**WHAT IS EXPECTED:**
Rewrite the records below with "setting-value" renamed to "option-value" wherever it occurs, keeping every other character the same.

**Box coordinate listings:**
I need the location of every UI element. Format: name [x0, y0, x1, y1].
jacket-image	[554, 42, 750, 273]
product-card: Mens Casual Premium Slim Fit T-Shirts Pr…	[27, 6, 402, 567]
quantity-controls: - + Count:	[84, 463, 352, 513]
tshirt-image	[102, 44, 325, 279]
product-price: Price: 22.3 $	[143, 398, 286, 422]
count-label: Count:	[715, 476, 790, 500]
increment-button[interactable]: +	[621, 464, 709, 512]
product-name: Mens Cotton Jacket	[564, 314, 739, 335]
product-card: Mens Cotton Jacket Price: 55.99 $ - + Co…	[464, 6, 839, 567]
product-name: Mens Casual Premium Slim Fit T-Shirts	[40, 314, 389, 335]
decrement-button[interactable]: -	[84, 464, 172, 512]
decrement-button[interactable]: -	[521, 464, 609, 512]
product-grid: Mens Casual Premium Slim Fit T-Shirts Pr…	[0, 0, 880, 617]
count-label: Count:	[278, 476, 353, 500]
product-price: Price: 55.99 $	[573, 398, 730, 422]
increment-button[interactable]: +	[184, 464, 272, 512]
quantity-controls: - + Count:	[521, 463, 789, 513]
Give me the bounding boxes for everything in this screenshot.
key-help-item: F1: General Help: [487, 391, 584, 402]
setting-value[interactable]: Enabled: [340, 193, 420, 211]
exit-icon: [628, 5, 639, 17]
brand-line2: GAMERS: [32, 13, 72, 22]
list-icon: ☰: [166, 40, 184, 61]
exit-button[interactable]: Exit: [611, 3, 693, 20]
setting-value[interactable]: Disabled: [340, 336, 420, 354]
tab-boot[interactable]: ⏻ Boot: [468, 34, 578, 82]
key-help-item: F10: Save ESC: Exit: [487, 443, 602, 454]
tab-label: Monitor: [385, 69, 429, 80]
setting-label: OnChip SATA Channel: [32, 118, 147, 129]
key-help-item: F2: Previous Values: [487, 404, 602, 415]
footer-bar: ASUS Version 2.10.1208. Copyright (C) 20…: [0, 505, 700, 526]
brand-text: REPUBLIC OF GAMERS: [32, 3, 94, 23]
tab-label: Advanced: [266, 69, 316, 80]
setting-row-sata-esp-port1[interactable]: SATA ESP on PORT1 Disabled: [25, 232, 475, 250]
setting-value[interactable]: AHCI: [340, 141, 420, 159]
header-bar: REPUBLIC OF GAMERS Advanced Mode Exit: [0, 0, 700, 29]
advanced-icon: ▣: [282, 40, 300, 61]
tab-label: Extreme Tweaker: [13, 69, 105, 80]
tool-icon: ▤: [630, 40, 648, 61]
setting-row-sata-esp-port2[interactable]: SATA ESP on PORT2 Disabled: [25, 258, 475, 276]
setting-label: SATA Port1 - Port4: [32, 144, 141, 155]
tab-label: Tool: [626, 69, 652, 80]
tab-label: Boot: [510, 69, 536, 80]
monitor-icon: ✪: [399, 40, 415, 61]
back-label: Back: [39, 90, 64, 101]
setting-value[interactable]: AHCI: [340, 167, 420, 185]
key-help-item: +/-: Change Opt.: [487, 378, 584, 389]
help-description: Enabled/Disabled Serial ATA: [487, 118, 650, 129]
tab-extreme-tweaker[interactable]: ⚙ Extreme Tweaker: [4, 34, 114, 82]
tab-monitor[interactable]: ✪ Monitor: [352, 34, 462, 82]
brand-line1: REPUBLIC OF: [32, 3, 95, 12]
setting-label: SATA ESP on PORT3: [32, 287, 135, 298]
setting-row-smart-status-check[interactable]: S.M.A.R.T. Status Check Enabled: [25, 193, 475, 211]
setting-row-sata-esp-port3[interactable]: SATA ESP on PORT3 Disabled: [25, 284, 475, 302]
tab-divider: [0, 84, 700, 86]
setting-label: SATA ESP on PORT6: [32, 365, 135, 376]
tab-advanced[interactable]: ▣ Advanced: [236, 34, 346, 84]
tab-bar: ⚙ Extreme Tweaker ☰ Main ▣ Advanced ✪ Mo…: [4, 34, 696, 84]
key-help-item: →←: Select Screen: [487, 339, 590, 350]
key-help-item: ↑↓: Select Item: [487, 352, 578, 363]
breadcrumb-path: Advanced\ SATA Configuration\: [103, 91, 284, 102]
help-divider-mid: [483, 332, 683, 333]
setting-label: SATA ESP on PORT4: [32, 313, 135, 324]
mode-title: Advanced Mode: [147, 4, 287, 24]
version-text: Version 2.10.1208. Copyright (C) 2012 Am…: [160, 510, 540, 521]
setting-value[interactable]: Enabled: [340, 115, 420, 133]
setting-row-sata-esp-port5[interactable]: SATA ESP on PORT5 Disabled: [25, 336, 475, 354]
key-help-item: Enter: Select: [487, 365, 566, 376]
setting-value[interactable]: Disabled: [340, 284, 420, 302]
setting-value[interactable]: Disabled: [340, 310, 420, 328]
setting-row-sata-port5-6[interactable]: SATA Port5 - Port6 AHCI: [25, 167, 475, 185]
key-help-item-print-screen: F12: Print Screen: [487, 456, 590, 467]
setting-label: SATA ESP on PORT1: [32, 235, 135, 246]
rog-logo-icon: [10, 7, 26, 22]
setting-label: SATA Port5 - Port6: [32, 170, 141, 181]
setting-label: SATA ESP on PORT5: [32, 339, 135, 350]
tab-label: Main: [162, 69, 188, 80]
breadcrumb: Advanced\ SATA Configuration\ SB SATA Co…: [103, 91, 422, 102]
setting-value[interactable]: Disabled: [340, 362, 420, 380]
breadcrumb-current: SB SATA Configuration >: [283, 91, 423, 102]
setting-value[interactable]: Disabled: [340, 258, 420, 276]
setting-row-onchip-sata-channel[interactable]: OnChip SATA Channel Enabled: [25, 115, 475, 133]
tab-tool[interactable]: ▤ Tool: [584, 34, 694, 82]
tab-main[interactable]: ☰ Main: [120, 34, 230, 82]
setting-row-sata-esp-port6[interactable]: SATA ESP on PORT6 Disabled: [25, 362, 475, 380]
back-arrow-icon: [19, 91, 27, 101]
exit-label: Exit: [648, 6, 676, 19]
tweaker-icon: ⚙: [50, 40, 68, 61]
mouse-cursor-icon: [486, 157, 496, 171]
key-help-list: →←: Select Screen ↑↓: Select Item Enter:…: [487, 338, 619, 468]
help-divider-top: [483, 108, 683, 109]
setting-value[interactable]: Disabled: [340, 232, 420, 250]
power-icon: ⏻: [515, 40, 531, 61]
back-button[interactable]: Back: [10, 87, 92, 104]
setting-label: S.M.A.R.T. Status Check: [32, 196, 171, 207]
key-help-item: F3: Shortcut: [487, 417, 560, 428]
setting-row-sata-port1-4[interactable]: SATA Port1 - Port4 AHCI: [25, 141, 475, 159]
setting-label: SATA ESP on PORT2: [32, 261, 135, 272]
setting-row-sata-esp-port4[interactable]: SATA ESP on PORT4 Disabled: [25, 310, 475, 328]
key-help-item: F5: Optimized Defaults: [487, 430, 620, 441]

**WRITTEN ANSWER:**
I need the location of every UI element. Format: name [x0, y0, x1, y1].
jacket-image	[554, 42, 750, 273]
product-card: Mens Casual Premium Slim Fit T-Shirts Pr…	[27, 6, 402, 567]
quantity-controls: - + Count:	[84, 463, 352, 513]
tshirt-image	[102, 44, 325, 279]
product-price: Price: 22.3 $	[143, 398, 286, 422]
count-label: Count:	[715, 476, 790, 500]
increment-button[interactable]: +	[621, 464, 709, 512]
product-name: Mens Cotton Jacket	[564, 314, 739, 335]
product-card: Mens Cotton Jacket Price: 55.99 $ - + Co…	[464, 6, 839, 567]
product-name: Mens Casual Premium Slim Fit T-Shirts	[40, 314, 389, 335]
decrement-button[interactable]: -	[84, 464, 172, 512]
decrement-button[interactable]: -	[521, 464, 609, 512]
product-grid: Mens Casual Premium Slim Fit T-Shirts Pr…	[0, 0, 880, 617]
count-label: Count:	[278, 476, 353, 500]
product-price: Price: 55.99 $	[573, 398, 730, 422]
increment-button[interactable]: +	[184, 464, 272, 512]
quantity-controls: - + Count:	[521, 463, 789, 513]
Give me the bounding boxes for everything in this screenshot.
key-help-item: F1: General Help: [487, 391, 584, 402]
option-value[interactable]: Enabled: [340, 193, 420, 211]
exit-icon: [628, 5, 639, 17]
brand-line2: GAMERS: [32, 13, 72, 22]
list-icon: ☰: [166, 40, 184, 61]
exit-button[interactable]: Exit: [611, 3, 693, 20]
option-value[interactable]: Disabled: [340, 336, 420, 354]
tab-boot[interactable]: ⏻ Boot: [468, 34, 578, 82]
key-help-item: F10: Save ESC: Exit: [487, 443, 602, 454]
tab-label: Monitor: [385, 69, 429, 80]
setting-label: OnChip SATA Channel: [32, 118, 147, 129]
key-help-item: F2: Previous Values: [487, 404, 602, 415]
footer-bar: ASUS Version 2.10.1208. Copyright (C) 20…: [0, 505, 700, 526]
brand-text: REPUBLIC OF GAMERS: [32, 3, 94, 23]
tab-label: Advanced: [266, 69, 316, 80]
setting-row-sata-esp-port1[interactable]: SATA ESP on PORT1 Disabled: [25, 232, 475, 250]
option-value[interactable]: AHCI: [340, 141, 420, 159]
header-bar: REPUBLIC OF GAMERS Advanced Mode Exit: [0, 0, 700, 29]
advanced-icon: ▣: [282, 40, 300, 61]
tab-label: Extreme Tweaker: [13, 69, 105, 80]
tool-icon: ▤: [630, 40, 648, 61]
setting-row-sata-esp-port2[interactable]: SATA ESP on PORT2 Disabled: [25, 258, 475, 276]
setting-label: SATA Port1 - Port4: [32, 144, 141, 155]
tab-label: Tool: [626, 69, 652, 80]
tab-label: Boot: [510, 69, 536, 80]
monitor-icon: ✪: [399, 40, 415, 61]
back-label: Back: [39, 90, 64, 101]
option-value[interactable]: AHCI: [340, 167, 420, 185]
key-help-item: +/-: Change Opt.: [487, 378, 584, 389]
help-description: Enabled/Disabled Serial ATA: [487, 118, 650, 129]
tab-extreme-tweaker[interactable]: ⚙ Extreme Tweaker: [4, 34, 114, 82]
tab-monitor[interactable]: ✪ Monitor: [352, 34, 462, 82]
brand-line1: REPUBLIC OF: [32, 3, 95, 12]
setting-label: SATA ESP on PORT3: [32, 287, 135, 298]
setting-row-smart-status-check[interactable]: S.M.A.R.T. Status Check Enabled: [25, 193, 475, 211]
setting-row-sata-esp-port3[interactable]: SATA ESP on PORT3 Disabled: [25, 284, 475, 302]
tab-divider: [0, 84, 700, 86]
setting-label: SATA ESP on PORT6: [32, 365, 135, 376]
tab-advanced[interactable]: ▣ Advanced: [236, 34, 346, 84]
tab-bar: ⚙ Extreme Tweaker ☰ Main ▣ Advanced ✪ Mo…: [4, 34, 696, 84]
key-help-item: →←: Select Screen: [487, 339, 590, 350]
key-help-item: ↑↓: Select Item: [487, 352, 578, 363]
breadcrumb-path: Advanced\ SATA Configuration\: [103, 91, 284, 102]
help-divider-mid: [483, 332, 683, 333]
setting-label: SATA ESP on PORT4: [32, 313, 135, 324]
mode-title: Advanced Mode: [147, 4, 287, 24]
version-text: Version 2.10.1208. Copyright (C) 2012 Am…: [160, 510, 540, 521]
option-value[interactable]: Enabled: [340, 115, 420, 133]
setting-row-sata-esp-port5[interactable]: SATA ESP on PORT5 Disabled: [25, 336, 475, 354]
key-help-item: Enter: Select: [487, 365, 566, 376]
option-value[interactable]: Disabled: [340, 284, 420, 302]
option-value[interactable]: Disabled: [340, 310, 420, 328]
setting-row-sata-port5-6[interactable]: SATA Port5 - Port6 AHCI: [25, 167, 475, 185]
key-help-item-print-screen: F12: Print Screen: [487, 456, 590, 467]
setting-label: SATA ESP on PORT1: [32, 235, 135, 246]
rog-logo-icon: [10, 7, 26, 22]
setting-label: SATA Port5 - Port6: [32, 170, 141, 181]
setting-label: SATA ESP on PORT5: [32, 339, 135, 350]
tab-label: Main: [162, 69, 188, 80]
breadcrumb: Advanced\ SATA Configuration\ SB SATA Co…: [103, 91, 422, 102]
option-value[interactable]: Disabled: [340, 362, 420, 380]
breadcrumb-current: SB SATA Configuration >: [283, 91, 423, 102]
option-value[interactable]: Disabled: [340, 258, 420, 276]
setting-row-onchip-sata-channel[interactable]: OnChip SATA Channel Enabled: [25, 115, 475, 133]
tab-tool[interactable]: ▤ Tool: [584, 34, 694, 82]
tab-main[interactable]: ☰ Main: [120, 34, 230, 82]
setting-row-sata-esp-port6[interactable]: SATA ESP on PORT6 Disabled: [25, 362, 475, 380]
back-arrow-icon: [19, 91, 27, 101]
exit-label: Exit: [648, 6, 676, 19]
tweaker-icon: ⚙: [50, 40, 68, 61]
mouse-cursor-icon: [486, 157, 496, 171]
key-help-list: →←: Select Screen ↑↓: Select Item Enter:…: [487, 338, 619, 468]
help-divider-top: [483, 108, 683, 109]
option-value[interactable]: Disabled: [340, 232, 420, 250]
power-icon: ⏻: [515, 40, 531, 61]
back-button[interactable]: Back: [10, 87, 92, 104]
setting-label: S.M.A.R.T. Status Check: [32, 196, 171, 207]
key-help-item: F3: Shortcut: [487, 417, 560, 428]
setting-row-sata-port1-4[interactable]: SATA Port1 - Port4 AHCI: [25, 141, 475, 159]
setting-label: SATA ESP on PORT2: [32, 261, 135, 272]
setting-row-sata-esp-port4[interactable]: SATA ESP on PORT4 Disabled: [25, 310, 475, 328]
key-help-item: F5: Optimized Defaults: [487, 430, 620, 441]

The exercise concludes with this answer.